> **Dataset rows of page text**

::::::::::

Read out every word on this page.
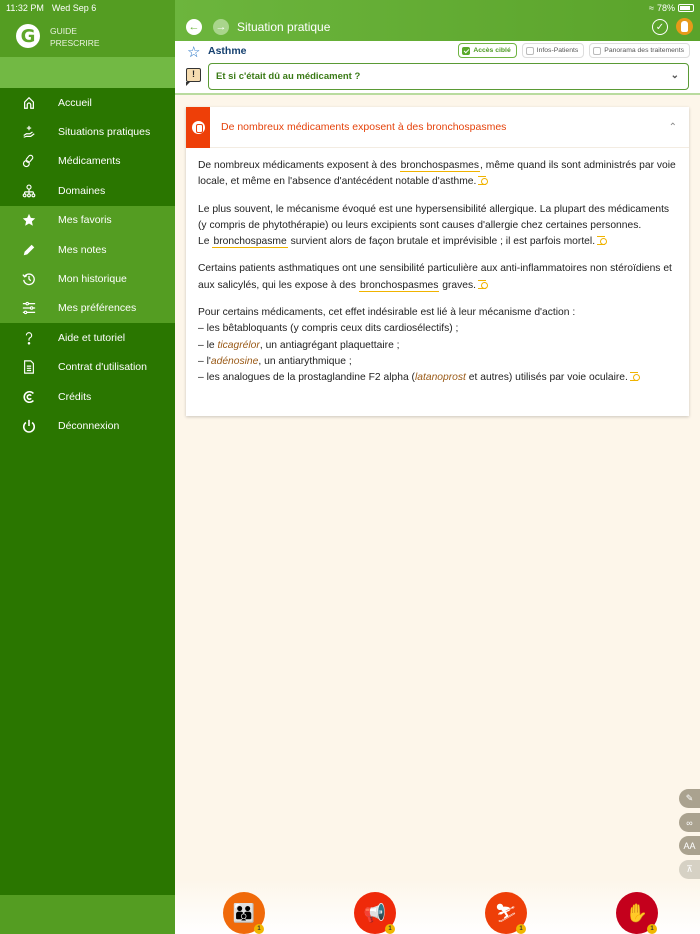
11:32 PM Wed Sep 6
G GUIDE
PRESCRIRE
Accueil
Situations pratiques
Médicaments
Domaines
Mes favoris
Mes notes
Mon historique
Mes préférences
Aide et tutoriel
Contrat d'utilisation
Crédits
Déconnexion
≈ 78%
← → Situation pratique	✓
☆ Asthme	Accès ciblé	Infos-Patients	Panorama des traitements
!	Et si c'était dû au médicament ?	⌄
De nombreux médicaments exposent à des bronchospasmes	⌃

De nombreux médicaments exposent à des bronchospasmes, même quand ils sont administrés par voie locale, et même en l'absence d'antécédent notable d'asthme.

Le plus souvent, le mécanisme évoqué est une hypersensibilité allergique. La plupart des médicaments (y compris de phytothérapie) ou leurs excipients sont causes d'allergie chez certaines personnes. Le bronchospasme survient alors de façon brutale et imprévisible ; il est parfois mortel.

Certains patients asthmatiques ont une sensibilité particulière aux anti-inflammatoires non stéroïdiens et aux salicylés, qui les expose à des bronchospasmes graves.

Pour certains médicaments, cet effet indésirable est lié à leur mécanisme d'action :
– les bêtabloquants (y compris ceux dits cardiosélectifs) ;
– le ticagrélor, un antiagrégant plaquettaire ;
– l'adénosine, un antiarythmique ;
– les analogues de la prostaglandine F2 alpha (latanoprost et autres) utilisés par voie oculaire.
✎
∞
AA
⊼
👪
1
📢
1
⛷
1
✋
1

::::::::::

> **Task details**
Write each entry again exactly, minus any images.

> **Result of this exercise**
Read out every word on this page.
11:32 PM Wed Sep 6
G GUIDE
PRESCRIRE
Accueil
Situations pratiques
Médicaments
Domaines
Mes favoris
Mes notes
Mon historique
Mes préférences
Aide et tutoriel
Contrat d'utilisation
Crédits
Déconnexion
≈ 78%
← → Situation pratique	✓
☆ Asthme	Accès ciblé	Infos-Patients	Panorama des traitements
!	Et si c'était dû au médicament ?	⌄
De nombreux médicaments exposent à des bronchospasmes	⌃

De nombreux médicaments exposent à des bronchospasmes, même quand ils sont administrés par voie locale, et même en l'absence d'antécédent notable d'asthme.

Le plus souvent, le mécanisme évoqué est une hypersensibilité allergique. La plupart des médicaments (y compris de phytothérapie) ou leurs excipients sont causes d'allergie chez certaines personnes. Le bronchospasme survient alors de façon brutale et imprévisible ; il est parfois mortel.

Certains patients asthmatiques ont une sensibilité particulière aux anti-inflammatoires non stéroïdiens et aux salicylés, qui les expose à des bronchospasmes graves.

Pour certains médicaments, cet effet indésirable est lié à leur mécanisme d'action :
– les bêtabloquants (y compris ceux dits cardiosélectifs) ;
– le ticagrélor, un antiagrégant plaquettaire ;
– l'adénosine, un antiarythmique ;
– les analogues de la prostaglandine F2 alpha (latanoprost et autres) utilisés par voie oculaire.
✎
∞
AA
⊼
👪
1
📢
1
⛷
1
✋
1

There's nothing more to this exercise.